--- Start of Information given ---

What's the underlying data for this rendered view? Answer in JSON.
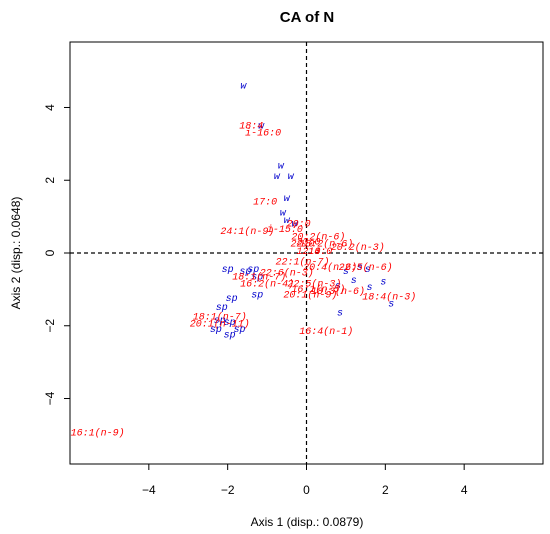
{
  "chart_data": {
    "type": "scatter",
    "title": "CA of N",
    "xlabel": "Axis 1 (disp.: 0.0879)",
    "ylabel": "Axis 2 (disp.: 0.0648)",
    "xlim": [
      -6,
      6
    ],
    "ylim": [
      -5.8,
      5.8
    ],
    "xticks": [
      -4,
      -2,
      0,
      2,
      4
    ],
    "yticks": [
      -4,
      -2,
      0,
      2,
      4
    ],
    "reference_lines": {
      "x": 0,
      "y": 0,
      "style": "dashed"
    },
    "series": [
      {
        "name": "",
        "color": "#0000cc",
        "points": [
          {
            "label": "w",
            "x": -1.6,
            "y": 4.6
          },
          {
            "label": "w",
            "x": -1.15,
            "y": 3.5
          },
          {
            "label": "w",
            "x": -0.65,
            "y": 2.4
          },
          {
            "label": "w",
            "x": -0.75,
            "y": 2.1
          },
          {
            "label": "w",
            "x": -0.4,
            "y": 2.1
          },
          {
            "label": "w",
            "x": -0.5,
            "y": 1.5
          },
          {
            "label": "w",
            "x": -0.6,
            "y": 1.1
          },
          {
            "label": "w",
            "x": -0.5,
            "y": 0.9
          },
          {
            "label": "w",
            "x": -0.3,
            "y": 0.8
          },
          {
            "label": "sp",
            "x": -2.0,
            "y": -0.45
          },
          {
            "label": "sp",
            "x": -1.55,
            "y": -0.5
          },
          {
            "label": "sp",
            "x": -1.35,
            "y": -0.45
          },
          {
            "label": "sp",
            "x": -1.25,
            "y": -0.65
          },
          {
            "label": "sp",
            "x": -1.9,
            "y": -1.25
          },
          {
            "label": "sp",
            "x": -1.25,
            "y": -1.15
          },
          {
            "label": "sp",
            "x": -2.15,
            "y": -1.5
          },
          {
            "label": "sp",
            "x": -2.2,
            "y": -1.85
          },
          {
            "label": "sp",
            "x": -1.95,
            "y": -1.9
          },
          {
            "label": "sp",
            "x": -1.7,
            "y": -2.1
          },
          {
            "label": "sp",
            "x": -2.3,
            "y": -2.1
          },
          {
            "label": "sp",
            "x": -1.95,
            "y": -2.25
          },
          {
            "label": "s",
            "x": 1.0,
            "y": -0.5
          },
          {
            "label": "s",
            "x": 1.35,
            "y": -0.4
          },
          {
            "label": "s",
            "x": 1.55,
            "y": -0.45
          },
          {
            "label": "s",
            "x": 1.2,
            "y": -0.75
          },
          {
            "label": "s",
            "x": 0.8,
            "y": -0.9
          },
          {
            "label": "s",
            "x": 1.6,
            "y": -0.95
          },
          {
            "label": "s",
            "x": 1.95,
            "y": -0.8
          },
          {
            "label": "s",
            "x": 2.15,
            "y": -1.4
          },
          {
            "label": "s",
            "x": 0.85,
            "y": -1.65
          }
        ]
      },
      {
        "name": "",
        "color": "#ff0000",
        "points": [
          {
            "label": "18:4",
            "x": -1.4,
            "y": 3.5
          },
          {
            "label": "i-16:0",
            "x": -1.1,
            "y": 3.3
          },
          {
            "label": "17:0",
            "x": -1.05,
            "y": 1.4
          },
          {
            "label": "24:1(n-9)",
            "x": -1.5,
            "y": 0.6
          },
          {
            "label": "i-15:0",
            "x": -0.55,
            "y": 0.65
          },
          {
            "label": "20:0",
            "x": -0.2,
            "y": 0.8
          },
          {
            "label": "20:2(n-6)",
            "x": 0.3,
            "y": 0.45
          },
          {
            "label": "22:0",
            "x": -0.1,
            "y": 0.25
          },
          {
            "label": "23:0",
            "x": 0.05,
            "y": 0.3
          },
          {
            "label": "18:2(n-6)",
            "x": 0.5,
            "y": 0.25
          },
          {
            "label": "12:0",
            "x": 0.05,
            "y": 0.05
          },
          {
            "label": "14:0",
            "x": 0.35,
            "y": 0.05
          },
          {
            "label": "20:2(n-3)",
            "x": 1.3,
            "y": 0.15
          },
          {
            "label": "22:1(n-7)",
            "x": -0.1,
            "y": -0.25
          },
          {
            "label": "22:6(n-3)",
            "x": -0.5,
            "y": -0.55
          },
          {
            "label": "18:1(n-7)",
            "x": -1.2,
            "y": -0.65
          },
          {
            "label": "20:4(n-6)",
            "x": 0.6,
            "y": -0.4
          },
          {
            "label": "22:5(n-6)",
            "x": 1.5,
            "y": -0.4
          },
          {
            "label": "16:2(n-4)",
            "x": -1.0,
            "y": -0.85
          },
          {
            "label": "22:5(n-3)",
            "x": 0.2,
            "y": -0.85
          },
          {
            "label": "16:1(n-5)",
            "x": 0.3,
            "y": -1.0
          },
          {
            "label": "18:3(n-6)",
            "x": 0.8,
            "y": -1.05
          },
          {
            "label": "20:1(n-9)",
            "x": 0.1,
            "y": -1.15
          },
          {
            "label": "18:4(n-3)",
            "x": 2.1,
            "y": -1.2
          },
          {
            "label": "18:1(n-7)",
            "x": -2.2,
            "y": -1.75
          },
          {
            "label": "20:1(n-11)",
            "x": -2.2,
            "y": -1.95
          },
          {
            "label": "16:4(n-1)",
            "x": 0.5,
            "y": -2.15
          },
          {
            "label": "16:1(n-9)",
            "x": -5.3,
            "y": -4.95
          }
        ]
      }
    ]
  }
}
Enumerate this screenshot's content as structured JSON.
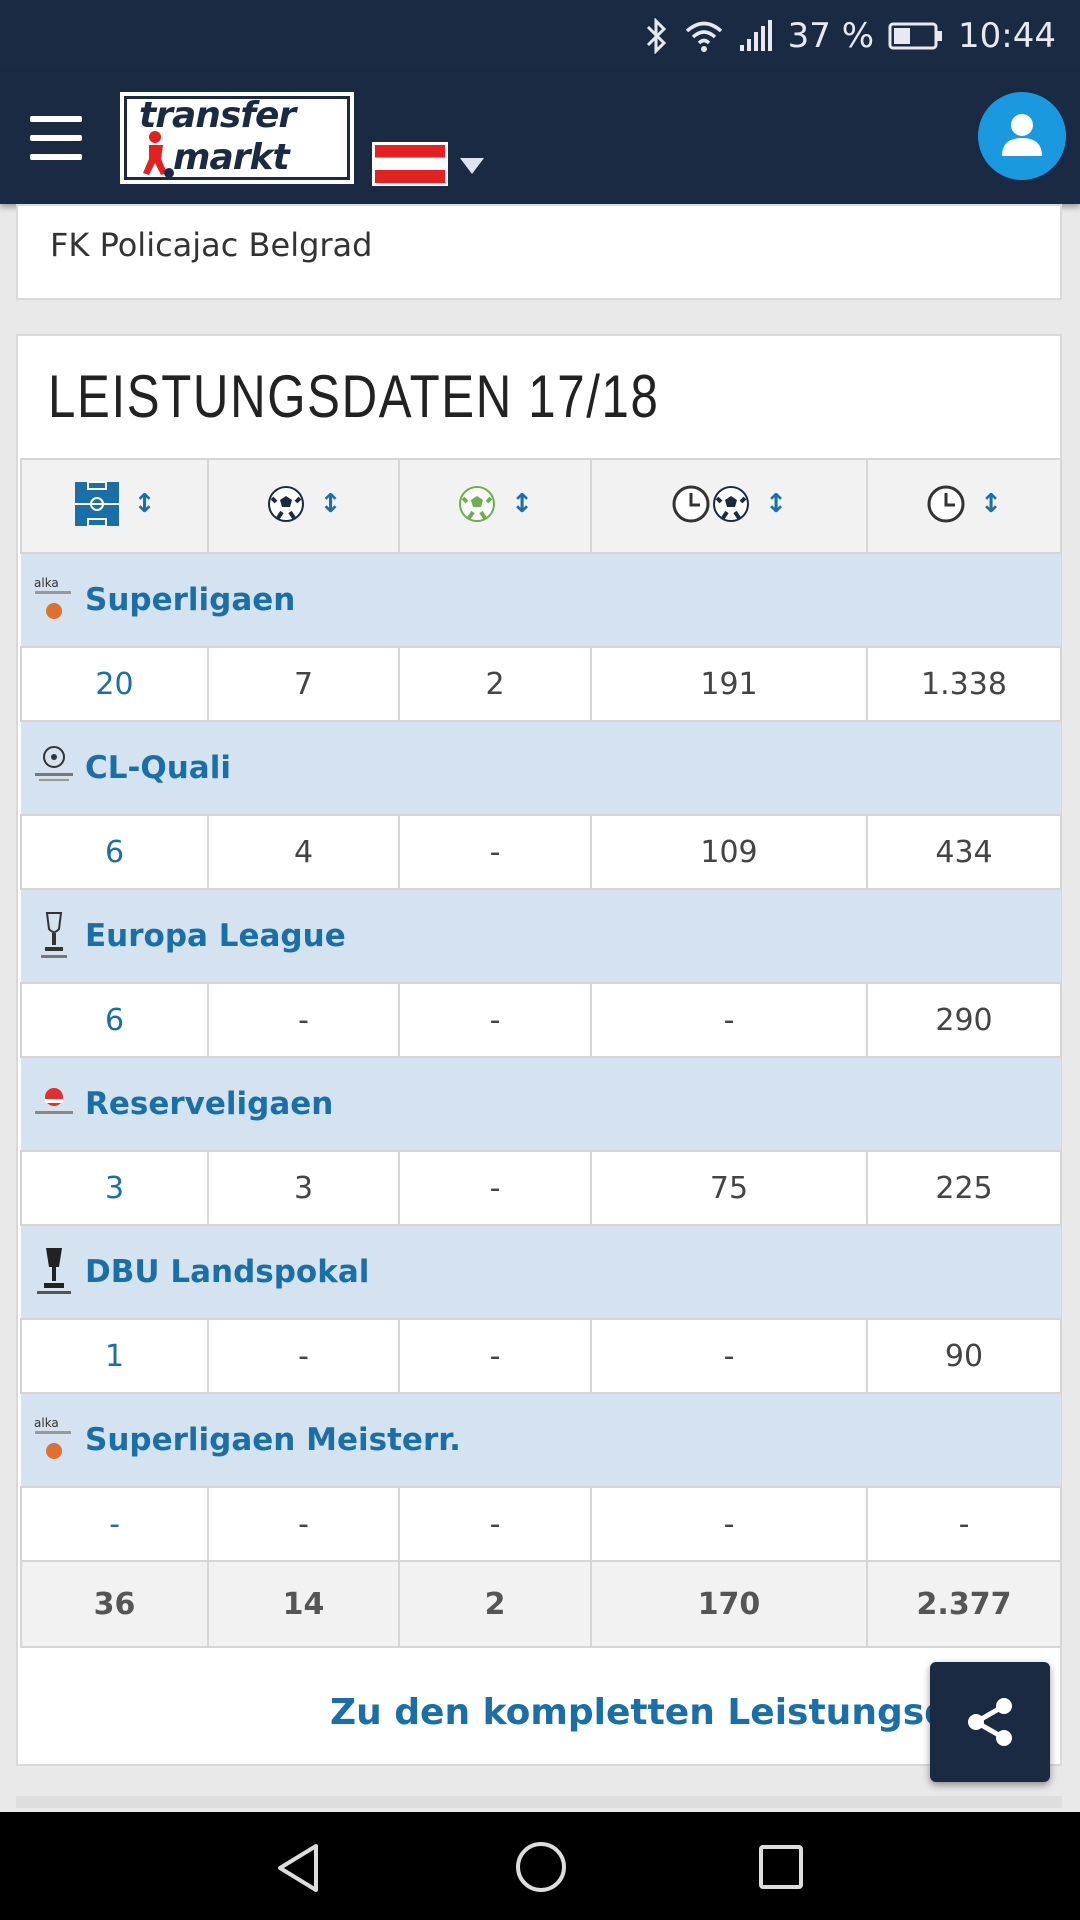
{
  "status": {
    "battery_percent": "37 %",
    "time": "10:44"
  },
  "header": {
    "logo_line1": "transfer",
    "logo_line2": "markt"
  },
  "club_name": "FK Policajac Belgrad",
  "stats": {
    "title": "LEISTUNGSDATEN 17/18",
    "sort_glyph": "↕",
    "competitions": [
      {
        "name": "Superligaen",
        "values": [
          "20",
          "7",
          "2",
          "191",
          "1.338"
        ]
      },
      {
        "name": "CL-Quali",
        "values": [
          "6",
          "4",
          "-",
          "109",
          "434"
        ]
      },
      {
        "name": "Europa League",
        "values": [
          "6",
          "-",
          "-",
          "-",
          "290"
        ]
      },
      {
        "name": "Reserveligaen",
        "values": [
          "3",
          "3",
          "-",
          "75",
          "225"
        ]
      },
      {
        "name": "DBU Landspokal",
        "values": [
          "1",
          "-",
          "-",
          "-",
          "90"
        ]
      },
      {
        "name": "Superligaen Meisterr.",
        "values": [
          "-",
          "-",
          "-",
          "-",
          "-"
        ]
      }
    ],
    "totals": [
      "36",
      "14",
      "2",
      "170",
      "2.377"
    ],
    "more_link": "Zu den kompletten Leistungsdaten"
  },
  "colors": {
    "navy": "#1a2a43",
    "link": "#1b6fa8",
    "competition_row": "#d4e3ef",
    "avatar": "#1a99e0"
  }
}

--- End of Information given ---

[Work required]
Copy down every line of the entries containing the word "this".

[Solved problem]
What's the underlying data for this rendered view? Answer in JSON.
Enumerate this screenshot's content as structured JSON.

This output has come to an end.